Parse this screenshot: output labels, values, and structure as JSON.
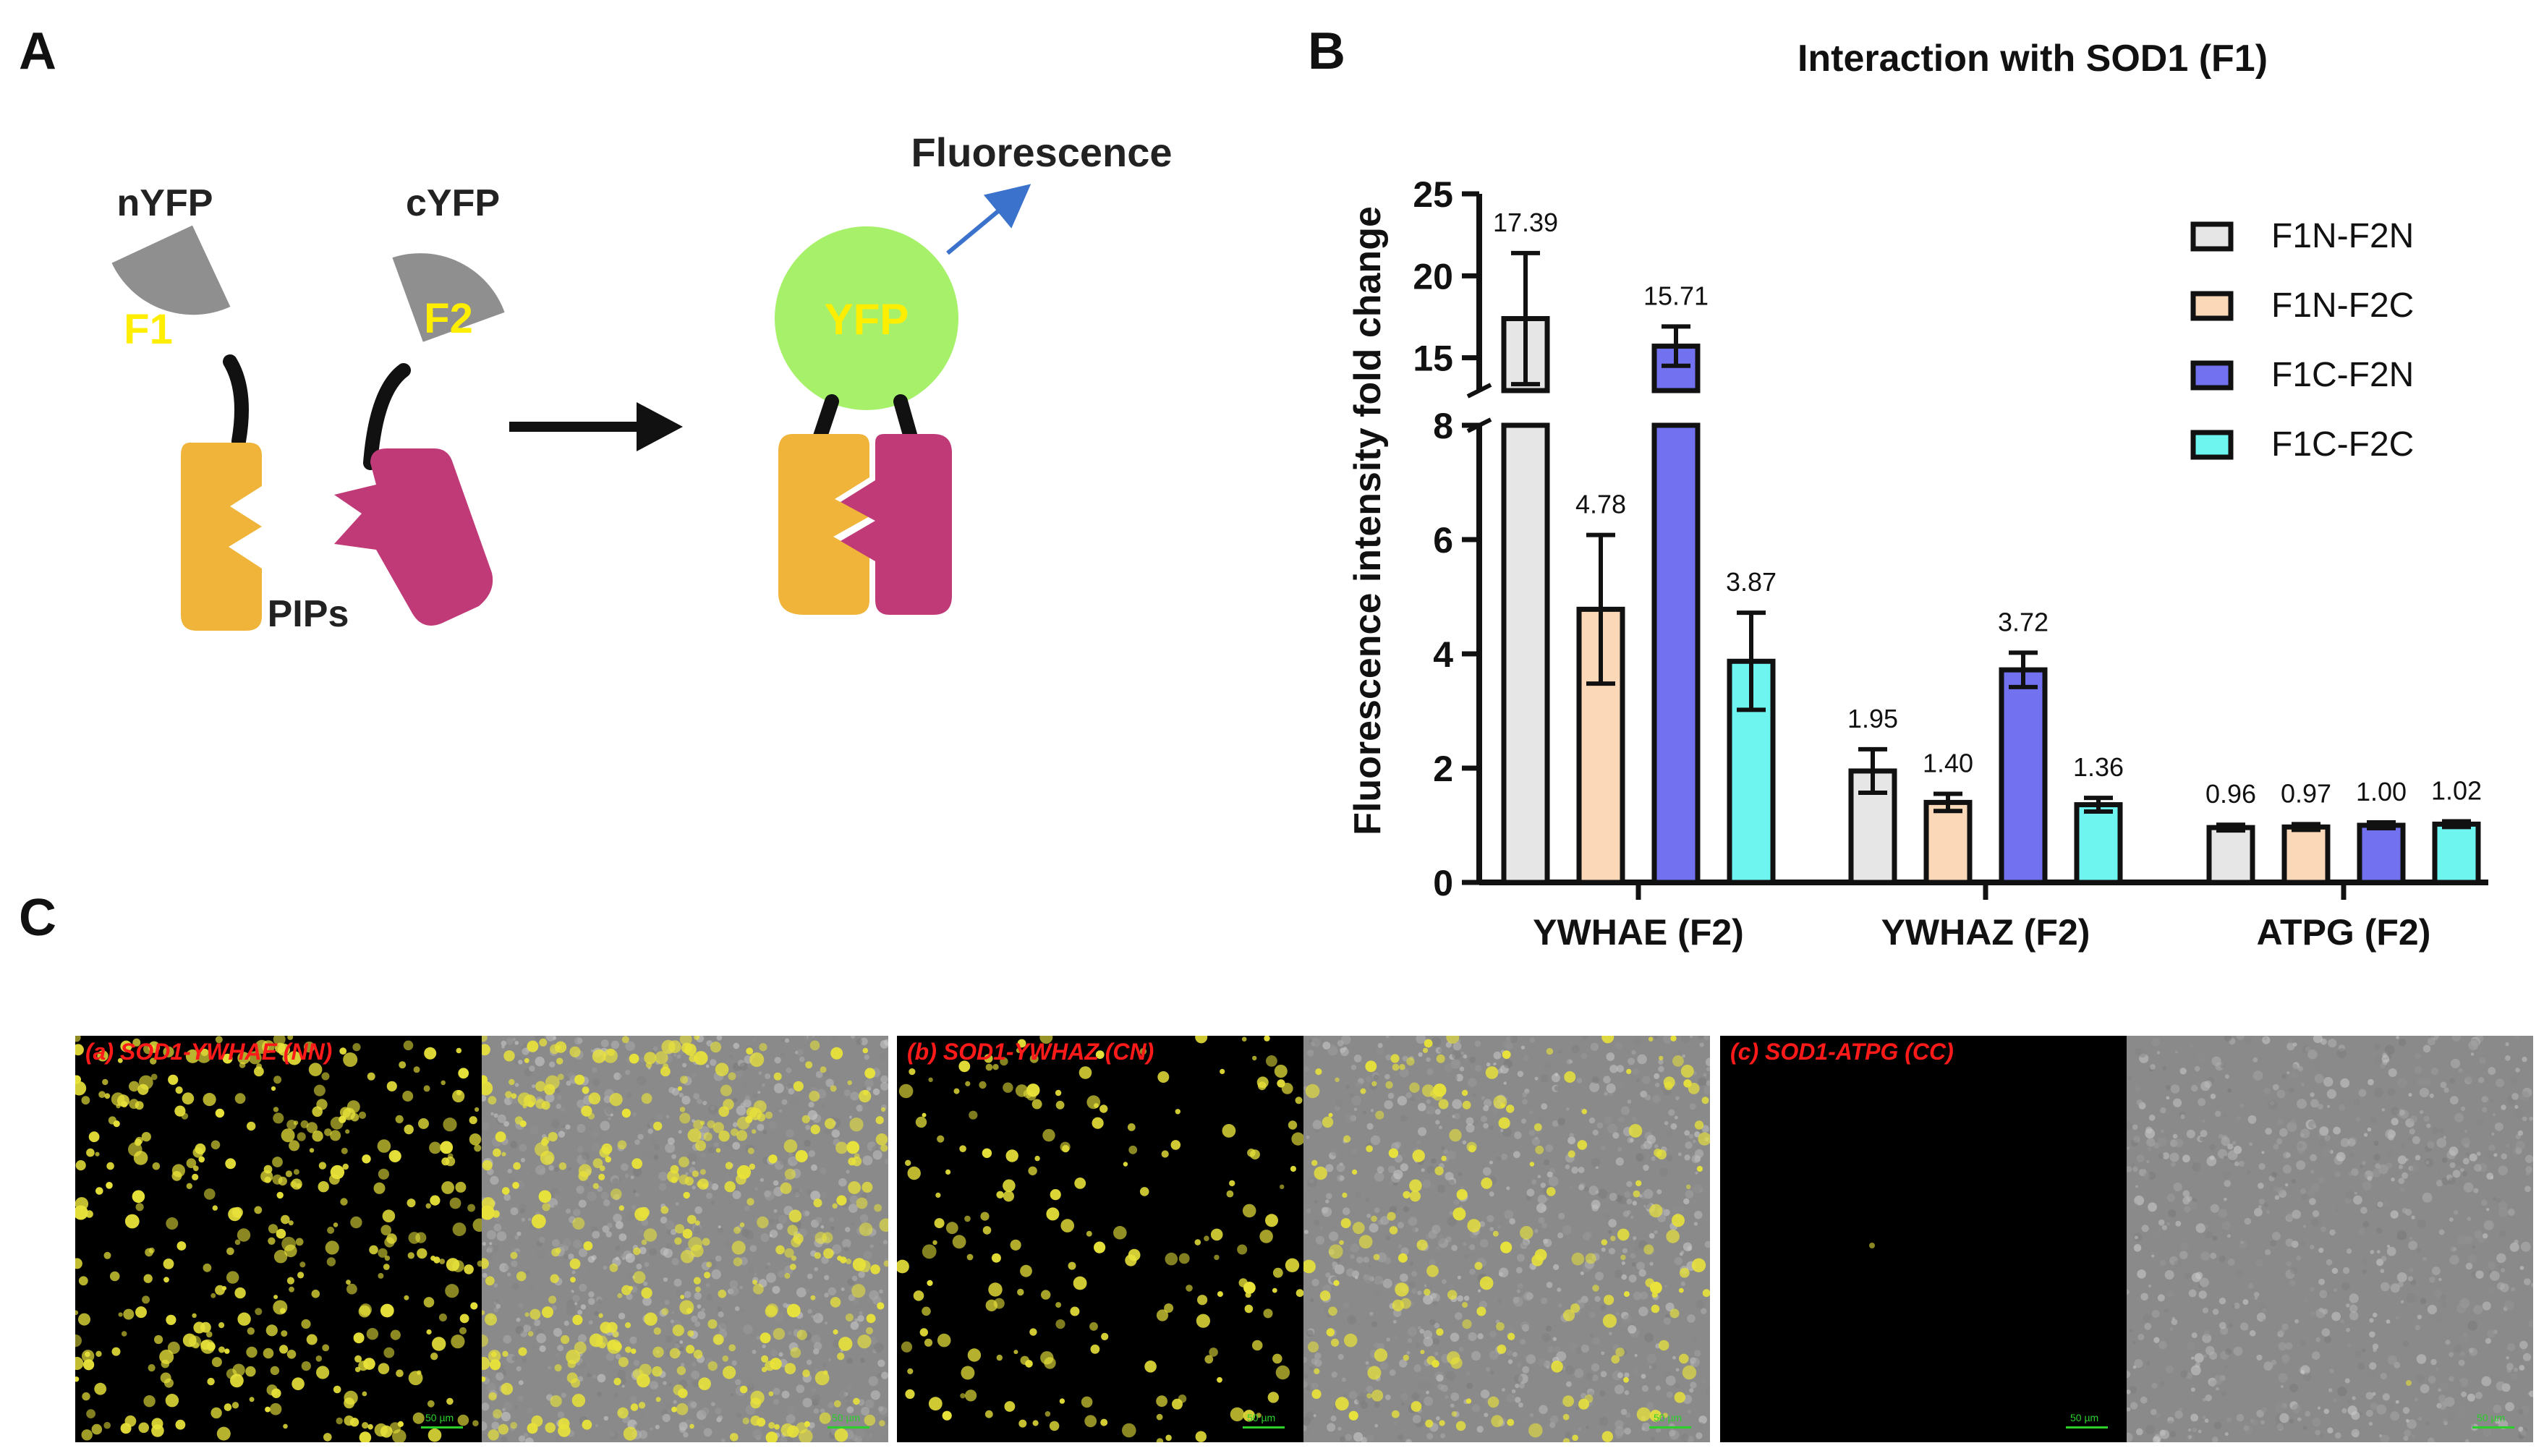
{
  "panels": {
    "a": "A",
    "b": "B",
    "c": "C"
  },
  "schematic": {
    "labels": {
      "nyfp": "nYFP",
      "cyfp": "cYFP",
      "f1": "F1",
      "f2": "F2",
      "yfp": "YFP",
      "pips": "PIPs",
      "fluorescence": "Fluorescence"
    },
    "colors": {
      "half_yfp": "#8f8f8f",
      "f_label": "#ffee00",
      "yfp_circle": "#a6f06a",
      "yfp_text": "#ffee00",
      "protein_orange": "#f0b43a",
      "protein_magenta": "#c03a78",
      "arrow_blue": "#3a72cc"
    }
  },
  "chart_data": {
    "type": "bar",
    "title": "Interaction with SOD1 (F1)",
    "xlabel": "",
    "ylabel": "Fluorescence intensity fold change",
    "categories": [
      "YWHAE (F2)",
      "YWHAZ (F2)",
      "ATPG (F2)"
    ],
    "series": [
      {
        "name": "F1N-F2N",
        "color": "#e6e6e6",
        "values": [
          17.39,
          1.95,
          0.96
        ],
        "errors": [
          4.0,
          0.38,
          0.05
        ],
        "labels": [
          "17.39",
          "1.95",
          "0.96"
        ]
      },
      {
        "name": "F1N-F2C",
        "color": "#fbd9b8",
        "values": [
          4.78,
          1.4,
          0.97
        ],
        "errors": [
          1.3,
          0.15,
          0.05
        ],
        "labels": [
          "4.78",
          "1.40",
          "0.97"
        ]
      },
      {
        "name": "F1C-F2N",
        "color": "#7272f0",
        "values": [
          15.71,
          3.72,
          1.0
        ],
        "errors": [
          1.2,
          0.3,
          0.05
        ],
        "labels": [
          "15.71",
          "3.72",
          "1.00"
        ]
      },
      {
        "name": "F1C-F2C",
        "color": "#6ff5f0",
        "values": [
          3.87,
          1.36,
          1.02
        ],
        "errors": [
          0.85,
          0.12,
          0.05
        ],
        "labels": [
          "3.87",
          "1.36",
          "1.02"
        ]
      }
    ],
    "y_axis_broken": true,
    "y_segments": [
      {
        "range": [
          0,
          8
        ],
        "ticks": [
          0,
          2,
          4,
          6,
          8
        ]
      },
      {
        "range": [
          13,
          25
        ],
        "ticks": [
          15,
          20,
          25
        ]
      }
    ],
    "legend_position": "top-right",
    "grid": false
  },
  "microscopy": [
    {
      "label": "(a) SOD1-YWHAE (NN)",
      "scale": "50 µm",
      "scale_merged": "50 µm",
      "density": 0.9
    },
    {
      "label": "(b) SOD1-YWHAZ (CN)",
      "scale": "50 µm",
      "scale_merged": "50 µm",
      "density": 0.45
    },
    {
      "label": "(c) SOD1-ATPG (CC)",
      "scale": "50 µm",
      "scale_merged": "50 µm",
      "density": 0.0
    }
  ],
  "microscopy_colors": {
    "yellow": "#e8e23a",
    "dark": "#000000",
    "bright_bg": "#8a8a8a"
  }
}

■ ■ ■

Could you print the material above word for word and skip the images?

• [Task answer]:
Parse this screenshot: output labels, values, and structure as JSON.
{
  "panels": {
    "a": "A",
    "b": "B",
    "c": "C"
  },
  "schematic": {
    "labels": {
      "nyfp": "nYFP",
      "cyfp": "cYFP",
      "f1": "F1",
      "f2": "F2",
      "yfp": "YFP",
      "pips": "PIPs",
      "fluorescence": "Fluorescence"
    },
    "colors": {
      "half_yfp": "#8f8f8f",
      "f_label": "#ffee00",
      "yfp_circle": "#a6f06a",
      "yfp_text": "#ffee00",
      "protein_orange": "#f0b43a",
      "protein_magenta": "#c03a78",
      "arrow_blue": "#3a72cc"
    }
  },
  "chart_data": {
    "type": "bar",
    "title": "Interaction with SOD1 (F1)",
    "xlabel": "",
    "ylabel": "Fluorescence intensity fold change",
    "categories": [
      "YWHAE (F2)",
      "YWHAZ (F2)",
      "ATPG (F2)"
    ],
    "series": [
      {
        "name": "F1N-F2N",
        "color": "#e6e6e6",
        "values": [
          17.39,
          1.95,
          0.96
        ],
        "errors": [
          4.0,
          0.38,
          0.05
        ],
        "labels": [
          "17.39",
          "1.95",
          "0.96"
        ]
      },
      {
        "name": "F1N-F2C",
        "color": "#fbd9b8",
        "values": [
          4.78,
          1.4,
          0.97
        ],
        "errors": [
          1.3,
          0.15,
          0.05
        ],
        "labels": [
          "4.78",
          "1.40",
          "0.97"
        ]
      },
      {
        "name": "F1C-F2N",
        "color": "#7272f0",
        "values": [
          15.71,
          3.72,
          1.0
        ],
        "errors": [
          1.2,
          0.3,
          0.05
        ],
        "labels": [
          "15.71",
          "3.72",
          "1.00"
        ]
      },
      {
        "name": "F1C-F2C",
        "color": "#6ff5f0",
        "values": [
          3.87,
          1.36,
          1.02
        ],
        "errors": [
          0.85,
          0.12,
          0.05
        ],
        "labels": [
          "3.87",
          "1.36",
          "1.02"
        ]
      }
    ],
    "y_axis_broken": true,
    "y_segments": [
      {
        "range": [
          0,
          8
        ],
        "ticks": [
          0,
          2,
          4,
          6,
          8
        ]
      },
      {
        "range": [
          13,
          25
        ],
        "ticks": [
          15,
          20,
          25
        ]
      }
    ],
    "legend_position": "top-right",
    "grid": false
  },
  "microscopy": [
    {
      "label": "(a) SOD1-YWHAE (NN)",
      "scale": "50 µm",
      "scale_merged": "50 µm",
      "density": 0.9
    },
    {
      "label": "(b) SOD1-YWHAZ (CN)",
      "scale": "50 µm",
      "scale_merged": "50 µm",
      "density": 0.45
    },
    {
      "label": "(c) SOD1-ATPG (CC)",
      "scale": "50 µm",
      "scale_merged": "50 µm",
      "density": 0.0
    }
  ],
  "microscopy_colors": {
    "yellow": "#e8e23a",
    "dark": "#000000",
    "bright_bg": "#8a8a8a"
  }
}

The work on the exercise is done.